**Requirements**
Can you reproduce every entry from the line containing "bar — [131, 268, 354, 286]" down to the line containing "stat-total-badge: 35,432 — [318, 16, 419, 60]", including both of those lines?

**Dataset excerpts**
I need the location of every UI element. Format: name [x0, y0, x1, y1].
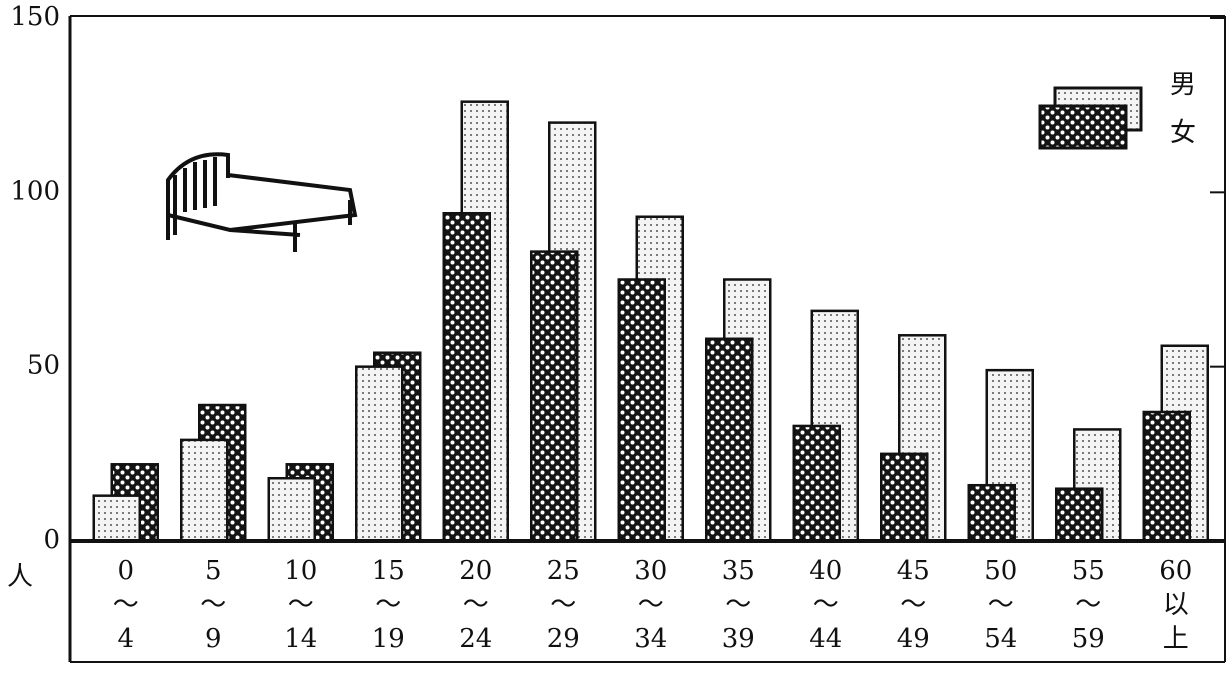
x-tick-label: 44: [809, 624, 842, 654]
legend-swatch: [1040, 106, 1126, 148]
x-tick-label: 24: [459, 624, 492, 654]
x-tick-label: 〜: [550, 590, 576, 620]
x-tick-label: 55: [1072, 556, 1105, 586]
x-tick-label: 34: [634, 624, 667, 654]
x-tick-label: 35: [722, 556, 755, 586]
bed-illustration: [168, 154, 355, 252]
x-tick-label: 〜: [725, 590, 751, 620]
bar: [619, 280, 665, 542]
x-tick-label: 45: [897, 556, 930, 586]
legend-label: 女: [1170, 118, 1196, 148]
x-tick-label: 以: [1163, 590, 1189, 620]
x-tick-label: 15: [372, 556, 405, 586]
y-tick-label: 150: [10, 2, 60, 32]
bar: [94, 496, 140, 541]
x-tick-label: 10: [284, 556, 317, 586]
x-tick-label: 〜: [375, 590, 401, 620]
y-tick-label: 50: [27, 351, 60, 381]
y-tick-label: 0: [43, 525, 60, 555]
x-tick-label: 〜: [638, 590, 664, 620]
bar: [531, 252, 577, 541]
x-tick-label: 4: [117, 624, 134, 654]
bar: [706, 339, 752, 541]
x-tick-label: 14: [284, 624, 317, 654]
x-tick-label: 〜: [900, 590, 926, 620]
x-tick-label: 9: [205, 624, 222, 654]
x-tick-label: 〜: [113, 590, 139, 620]
bar: [356, 367, 402, 541]
x-tick-label: 29: [547, 624, 580, 654]
x-tick-label: 25: [547, 556, 580, 586]
bar: [794, 426, 840, 541]
x-tick-label: 59: [1072, 624, 1105, 654]
x-tick-label: 0: [117, 556, 134, 586]
x-tick-label: 〜: [463, 590, 489, 620]
bar: [181, 440, 227, 541]
x-tick-label: 5: [205, 556, 222, 586]
x-tick-label: 30: [634, 556, 667, 586]
y-axis-label: 人: [7, 562, 33, 592]
bar: [444, 213, 490, 541]
bar: [1144, 412, 1190, 541]
x-tick-label: 60: [1159, 556, 1192, 586]
bar: [881, 454, 927, 541]
x-tick-label: 39: [722, 624, 755, 654]
x-tick-label: 〜: [200, 590, 226, 620]
x-tick-label: 50: [984, 556, 1017, 586]
x-tick-label: 〜: [1075, 590, 1101, 620]
x-tick-label: 40: [809, 556, 842, 586]
page: {"chart_data":{"type":"bar","y_label":"人…: [0, 0, 1229, 676]
x-tick-label: 49: [897, 624, 930, 654]
x-tick-label: 〜: [288, 590, 314, 620]
x-tick-label: 19: [372, 624, 405, 654]
legend-label: 男: [1170, 70, 1196, 100]
bar: [269, 478, 315, 541]
y-tick-label: 100: [10, 176, 60, 206]
x-tick-label: 〜: [988, 590, 1014, 620]
x-tick-label: 20: [459, 556, 492, 586]
chart: 男 女 人 0501001500〜45〜910〜1415〜1920〜2425〜2…: [0, 0, 1229, 672]
bar: [969, 485, 1015, 541]
x-tick-label: 上: [1163, 624, 1189, 654]
bar: [1056, 489, 1102, 541]
x-tick-label: 54: [984, 624, 1017, 654]
x-tick-label: 〜: [813, 590, 839, 620]
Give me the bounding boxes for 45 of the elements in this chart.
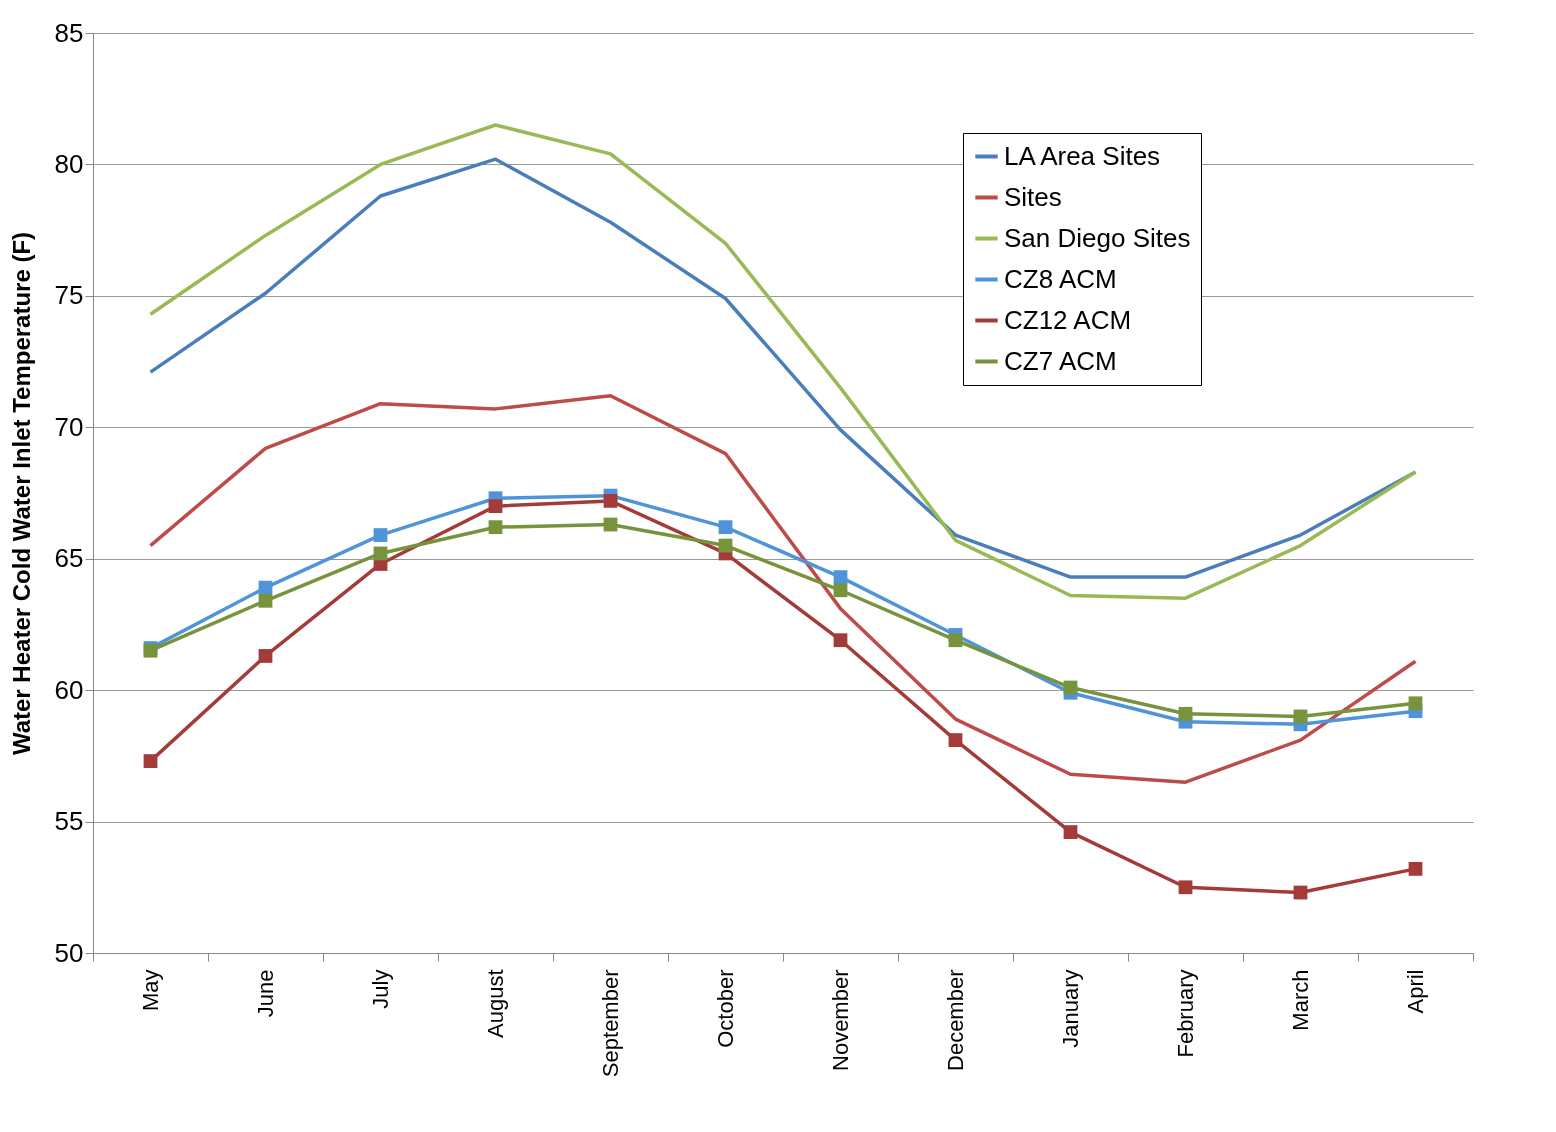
y-tick-label: 55 bbox=[54, 806, 84, 837]
legend-label: LA Area Sites bbox=[1004, 140, 1161, 171]
point bbox=[1178, 706, 1193, 721]
line-series bbox=[148, 393, 1418, 784]
point bbox=[1408, 861, 1423, 876]
point bbox=[373, 528, 388, 542]
point bbox=[258, 649, 273, 663]
point bbox=[258, 593, 273, 608]
y-tick-label: 85 bbox=[54, 17, 84, 48]
x-tick-label: March bbox=[1288, 969, 1313, 1031]
legend-label: San Diego Sites bbox=[1004, 222, 1191, 253]
point bbox=[948, 733, 963, 747]
x-tick-label: April bbox=[1403, 969, 1428, 1014]
x-tick-label: December bbox=[943, 969, 968, 1071]
point bbox=[833, 583, 848, 598]
x-tick-label: May bbox=[138, 969, 163, 1012]
x-tick-label: October bbox=[713, 969, 738, 1048]
y-tick-label: 60 bbox=[54, 674, 84, 705]
point bbox=[948, 633, 963, 648]
y-axis-title: Water Heater Cold Water Inlet Temperature (F) bbox=[7, 231, 35, 756]
x-tick-label: November bbox=[828, 969, 853, 1071]
point bbox=[488, 520, 503, 535]
x-tick-label: August bbox=[483, 969, 508, 1038]
point bbox=[833, 633, 848, 648]
point bbox=[488, 499, 503, 514]
x-tick-label: September bbox=[598, 969, 623, 1078]
x-tick-label: January bbox=[1058, 969, 1083, 1048]
y-tick-label: 80 bbox=[54, 148, 84, 179]
point bbox=[718, 520, 733, 535]
legend-label: CZ7 ACM bbox=[1004, 345, 1117, 376]
x-tick-label: February bbox=[1173, 969, 1198, 1058]
point bbox=[1063, 825, 1078, 839]
point bbox=[603, 493, 618, 508]
x-tick-label: July bbox=[368, 969, 393, 1009]
y-tick-label: 65 bbox=[54, 543, 84, 574]
y-tick-label: 75 bbox=[54, 280, 84, 311]
y-tick-label: 50 bbox=[54, 937, 84, 968]
point bbox=[143, 754, 158, 769]
y-tick-label: 70 bbox=[54, 411, 84, 442]
legend-label: Sites bbox=[1004, 181, 1062, 212]
x-tick-label: June bbox=[253, 969, 278, 1018]
legend-label: CZ8 ACM bbox=[1004, 263, 1117, 294]
point bbox=[1408, 696, 1423, 711]
point bbox=[1178, 880, 1193, 895]
legend-label: CZ12 ACM bbox=[1004, 304, 1132, 335]
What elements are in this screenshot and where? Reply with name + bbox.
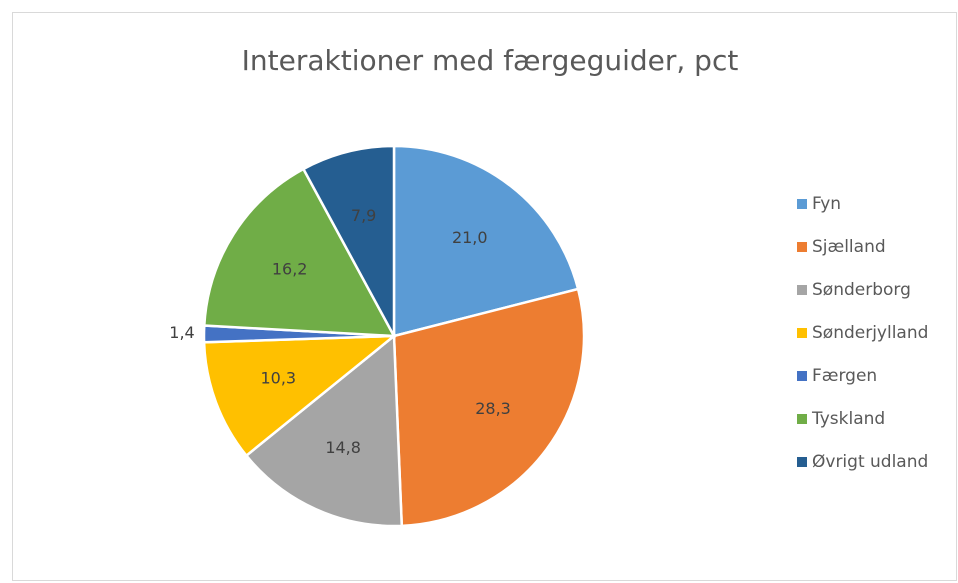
- data-label: 28,3: [475, 399, 511, 418]
- legend-label: Øvrigt udland: [812, 452, 928, 472]
- legend-swatch: [797, 242, 807, 252]
- legend-label: Færgen: [812, 366, 877, 386]
- pie-slice: [301, 144, 396, 337]
- legend-swatch: [797, 285, 807, 295]
- data-label: 21,0: [452, 228, 488, 247]
- legend-label: Fyn: [812, 194, 841, 214]
- pie-slice: [244, 333, 404, 528]
- legend-swatch: [797, 457, 807, 467]
- legend-swatch: [797, 414, 807, 424]
- data-label: 10,3: [260, 369, 296, 388]
- legend-label: Sjælland: [812, 237, 886, 257]
- pie-slice: [202, 334, 398, 458]
- chart-title: Interaktioner med færgeguider, pct: [242, 44, 739, 77]
- legend-label: Tyskland: [811, 409, 885, 429]
- data-label: 14,8: [325, 438, 361, 457]
- data-label: 7,9: [351, 206, 376, 225]
- data-label: 16,2: [272, 259, 308, 278]
- legend-label: Sønderborg: [812, 280, 911, 300]
- legend-swatch: [797, 199, 807, 209]
- pie-slice: [392, 144, 580, 338]
- legend-swatch: [797, 371, 807, 381]
- pie-slice: [202, 167, 397, 338]
- legend-swatch: [797, 328, 807, 338]
- data-label: 1,4: [169, 323, 194, 342]
- legend-label: Sønderjylland: [812, 323, 928, 343]
- pie-slice: [392, 287, 586, 528]
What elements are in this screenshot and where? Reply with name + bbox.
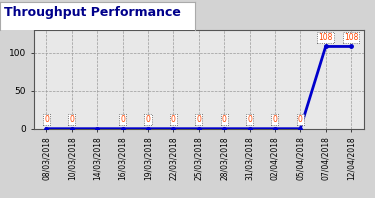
Text: 0: 0 — [120, 115, 125, 124]
Text: 0: 0 — [196, 115, 201, 124]
Text: 0: 0 — [69, 115, 74, 124]
Text: Throughput Performance: Throughput Performance — [4, 6, 181, 19]
Text: 0: 0 — [44, 115, 49, 124]
Text: 0: 0 — [222, 115, 226, 124]
Text: 0: 0 — [273, 115, 278, 124]
Text: 108: 108 — [318, 33, 333, 42]
Text: 0: 0 — [146, 115, 150, 124]
Text: 0: 0 — [298, 115, 303, 124]
Text: 0: 0 — [247, 115, 252, 124]
Text: 0: 0 — [171, 115, 176, 124]
Text: 108: 108 — [344, 33, 358, 42]
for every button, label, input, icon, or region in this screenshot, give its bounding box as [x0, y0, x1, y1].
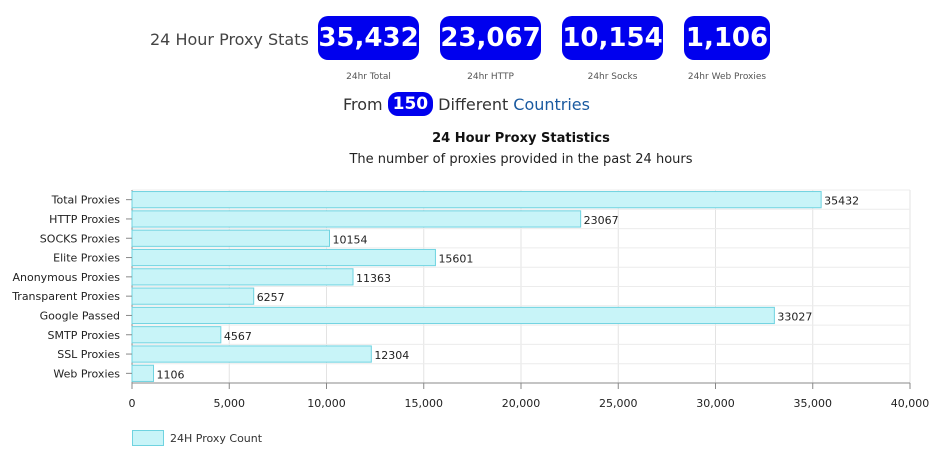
bar — [131, 268, 354, 286]
stat-socks-badge: 10,154 — [562, 16, 663, 60]
x-tick-label: 25,000 — [599, 397, 638, 410]
bar-value-label: 33027 — [777, 310, 812, 323]
category-label: SOCKS Proxies — [40, 232, 120, 245]
category-label: SSL Proxies — [57, 348, 120, 361]
category-label: Google Passed — [40, 309, 120, 322]
category-label: Elite Proxies — [53, 252, 120, 265]
stats-label: 24 Hour Proxy Stats — [150, 30, 309, 49]
x-tick-label: 35,000 — [794, 397, 833, 410]
x-tick-label: 20,000 — [502, 397, 541, 410]
legend-swatch — [132, 430, 164, 446]
legend-label: 24H Proxy Count — [170, 431, 263, 445]
stat-total-badge: 35,432 — [318, 16, 419, 60]
bar-value-label: 6257 — [257, 291, 285, 304]
x-tick-label: 10,000 — [307, 397, 346, 410]
bar-value-label: 4567 — [224, 330, 252, 343]
bar — [131, 191, 822, 209]
category-label: HTTP Proxies — [49, 213, 120, 226]
category-label: SMTP Proxies — [48, 329, 121, 342]
bar-value-label: 1106 — [157, 368, 185, 381]
bar — [131, 326, 222, 344]
stat-web-badge: 1,106 — [684, 16, 770, 60]
countries-count-badge: 150 — [387, 92, 434, 116]
category-label: Transparent Proxies — [11, 290, 120, 303]
stat-total-caption: 24hr Total — [346, 72, 391, 82]
category-label: Web Proxies — [53, 367, 120, 380]
chart-title: 24 Hour Proxy Statistics — [432, 131, 610, 146]
countries-link[interactable]: Countries — [513, 94, 590, 114]
stat-socks-caption: 24hr Socks — [587, 72, 638, 82]
bar — [131, 306, 775, 325]
bar-value-label: 12304 — [374, 349, 409, 362]
bar — [131, 364, 155, 382]
countries-prefix: From — [343, 94, 383, 114]
x-tick-label: 40,000 — [891, 397, 930, 410]
countries-middle: Different — [438, 94, 509, 114]
stat-http-caption: 24hr HTTP — [467, 72, 514, 82]
x-tick-label: 30,000 — [696, 397, 735, 410]
stat-http-badge: 23,067 — [440, 16, 541, 60]
bar-value-label: 10154 — [332, 233, 367, 246]
bar — [131, 248, 436, 267]
bar — [131, 287, 255, 305]
bar-value-label: 15601 — [438, 253, 473, 266]
x-tick-label: 15,000 — [405, 397, 444, 410]
bar-value-label: 35432 — [824, 195, 859, 208]
bar — [131, 345, 372, 363]
bar — [131, 229, 330, 247]
chart-subtitle: The number of proxies provided in the pa… — [349, 152, 693, 167]
stat-web-caption: 24hr Web Proxies — [687, 72, 767, 82]
bar-value-label: 23067 — [584, 214, 619, 227]
category-label: Anonymous Proxies — [12, 271, 120, 284]
x-tick-label: 5,000 — [214, 397, 246, 410]
chart-legend[interactable]: 24H Proxy Count — [132, 430, 262, 446]
category-label: Total Proxies — [51, 194, 121, 207]
bar — [131, 210, 582, 228]
bar-value-label: 11363 — [356, 272, 391, 285]
countries-line: From 150 Different Countries — [343, 92, 590, 116]
x-tick-label: 0 — [129, 397, 136, 410]
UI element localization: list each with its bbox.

**Full output**
bar — [131, 268, 354, 286]
stat-socks-badge: 10,154 — [562, 16, 663, 60]
x-tick-label: 25,000 — [599, 397, 638, 410]
bar-value-label: 33027 — [777, 310, 812, 323]
category-label: SOCKS Proxies — [40, 232, 120, 245]
category-label: SSL Proxies — [57, 348, 120, 361]
category-label: Google Passed — [40, 309, 120, 322]
category-label: Elite Proxies — [53, 252, 120, 265]
stats-label: 24 Hour Proxy Stats — [150, 30, 309, 49]
x-tick-label: 35,000 — [794, 397, 833, 410]
x-tick-label: 20,000 — [502, 397, 541, 410]
legend-swatch — [132, 430, 164, 446]
legend-label: 24H Proxy Count — [170, 431, 263, 445]
stat-total-badge: 35,432 — [318, 16, 419, 60]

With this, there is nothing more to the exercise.